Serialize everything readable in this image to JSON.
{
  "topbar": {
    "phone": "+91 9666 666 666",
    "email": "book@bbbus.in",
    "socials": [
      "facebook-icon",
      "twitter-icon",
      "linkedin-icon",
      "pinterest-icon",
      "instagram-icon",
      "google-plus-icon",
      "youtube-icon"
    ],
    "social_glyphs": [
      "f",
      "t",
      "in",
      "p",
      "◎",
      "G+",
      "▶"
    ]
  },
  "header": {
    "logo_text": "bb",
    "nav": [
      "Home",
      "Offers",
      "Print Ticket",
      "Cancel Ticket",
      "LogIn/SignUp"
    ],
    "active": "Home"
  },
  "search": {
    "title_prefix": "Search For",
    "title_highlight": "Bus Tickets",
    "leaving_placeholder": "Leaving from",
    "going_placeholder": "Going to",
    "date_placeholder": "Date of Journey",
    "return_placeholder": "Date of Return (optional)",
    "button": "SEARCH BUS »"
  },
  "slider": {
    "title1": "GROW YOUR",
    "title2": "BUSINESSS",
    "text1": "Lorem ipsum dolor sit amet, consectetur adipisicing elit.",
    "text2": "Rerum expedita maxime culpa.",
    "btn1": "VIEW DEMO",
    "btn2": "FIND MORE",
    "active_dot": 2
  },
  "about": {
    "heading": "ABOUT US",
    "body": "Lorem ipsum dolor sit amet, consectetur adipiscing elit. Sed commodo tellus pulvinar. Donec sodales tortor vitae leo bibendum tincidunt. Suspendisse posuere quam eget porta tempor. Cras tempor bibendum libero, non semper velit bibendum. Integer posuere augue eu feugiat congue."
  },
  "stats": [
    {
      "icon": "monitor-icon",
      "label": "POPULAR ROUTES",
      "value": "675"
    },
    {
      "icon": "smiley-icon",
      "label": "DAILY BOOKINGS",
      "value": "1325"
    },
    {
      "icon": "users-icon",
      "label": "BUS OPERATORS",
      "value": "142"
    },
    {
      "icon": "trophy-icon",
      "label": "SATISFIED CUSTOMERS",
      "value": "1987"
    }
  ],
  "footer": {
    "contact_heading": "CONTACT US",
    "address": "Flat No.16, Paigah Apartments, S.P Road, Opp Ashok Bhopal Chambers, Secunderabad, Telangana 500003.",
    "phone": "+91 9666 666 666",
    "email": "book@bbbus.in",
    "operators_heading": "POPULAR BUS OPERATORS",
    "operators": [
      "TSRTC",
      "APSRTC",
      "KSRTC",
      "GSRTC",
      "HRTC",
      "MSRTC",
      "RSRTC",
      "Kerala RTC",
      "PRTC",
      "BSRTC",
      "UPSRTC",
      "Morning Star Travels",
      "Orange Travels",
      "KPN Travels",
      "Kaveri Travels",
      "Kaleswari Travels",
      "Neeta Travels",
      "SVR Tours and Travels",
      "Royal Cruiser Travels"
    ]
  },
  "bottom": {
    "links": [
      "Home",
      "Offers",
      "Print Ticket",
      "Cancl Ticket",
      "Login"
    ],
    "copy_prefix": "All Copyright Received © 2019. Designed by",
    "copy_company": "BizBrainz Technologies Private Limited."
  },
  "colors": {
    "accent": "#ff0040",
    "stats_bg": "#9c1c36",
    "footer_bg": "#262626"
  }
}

> Work required: Repeat the lines above exactly.

> Answer for the task:
Serialize everything readable in this image to JSON.
{
  "topbar": {
    "phone": "+91 9666 666 666",
    "email": "book@bbbus.in",
    "socials": [
      "facebook-icon",
      "twitter-icon",
      "linkedin-icon",
      "pinterest-icon",
      "instagram-icon",
      "google-plus-icon",
      "youtube-icon"
    ],
    "social_glyphs": [
      "f",
      "t",
      "in",
      "p",
      "◎",
      "G+",
      "▶"
    ]
  },
  "header": {
    "logo_text": "bb",
    "nav": [
      "Home",
      "Offers",
      "Print Ticket",
      "Cancel Ticket",
      "LogIn/SignUp"
    ],
    "active": "Home"
  },
  "search": {
    "title_prefix": "Search For",
    "title_highlight": "Bus Tickets",
    "leaving_placeholder": "Leaving from",
    "going_placeholder": "Going to",
    "date_placeholder": "Date of Journey",
    "return_placeholder": "Date of Return (optional)",
    "button": "SEARCH BUS »"
  },
  "slider": {
    "title1": "GROW YOUR",
    "title2": "BUSINESSS",
    "text1": "Lorem ipsum dolor sit amet, consectetur adipisicing elit.",
    "text2": "Rerum expedita maxime culpa.",
    "btn1": "VIEW DEMO",
    "btn2": "FIND MORE",
    "active_dot": 2
  },
  "about": {
    "heading": "ABOUT US",
    "body": "Lorem ipsum dolor sit amet, consectetur adipiscing elit. Sed commodo tellus pulvinar. Donec sodales tortor vitae leo bibendum tincidunt. Suspendisse posuere quam eget porta tempor. Cras tempor bibendum libero, non semper velit bibendum. Integer posuere augue eu feugiat congue."
  },
  "stats": [
    {
      "icon": "monitor-icon",
      "label": "POPULAR ROUTES",
      "value": "675"
    },
    {
      "icon": "smiley-icon",
      "label": "DAILY BOOKINGS",
      "value": "1325"
    },
    {
      "icon": "users-icon",
      "label": "BUS OPERATORS",
      "value": "142"
    },
    {
      "icon": "trophy-icon",
      "label": "SATISFIED CUSTOMERS",
      "value": "1987"
    }
  ],
  "footer": {
    "contact_heading": "CONTACT US",
    "address": "Flat No.16, Paigah Apartments, S.P Road, Opp Ashok Bhopal Chambers, Secunderabad, Telangana 500003.",
    "phone": "+91 9666 666 666",
    "email": "book@bbbus.in",
    "operators_heading": "POPULAR BUS OPERATORS",
    "operators": [
      "TSRTC",
      "APSRTC",
      "KSRTC",
      "GSRTC",
      "HRTC",
      "MSRTC",
      "RSRTC",
      "Kerala RTC",
      "PRTC",
      "BSRTC",
      "UPSRTC",
      "Morning Star Travels",
      "Orange Travels",
      "KPN Travels",
      "Kaveri Travels",
      "Kaleswari Travels",
      "Neeta Travels",
      "SVR Tours and Travels",
      "Royal Cruiser Travels"
    ]
  },
  "bottom": {
    "links": [
      "Home",
      "Offers",
      "Print Ticket",
      "Cancl Ticket",
      "Login"
    ],
    "copy_prefix": "All Copyright Received © 2019. Designed by",
    "copy_company": "BizBrainz Technologies Private Limited."
  },
  "colors": {
    "accent": "#ff0040",
    "stats_bg": "#9c1c36",
    "footer_bg": "#262626"
  }
}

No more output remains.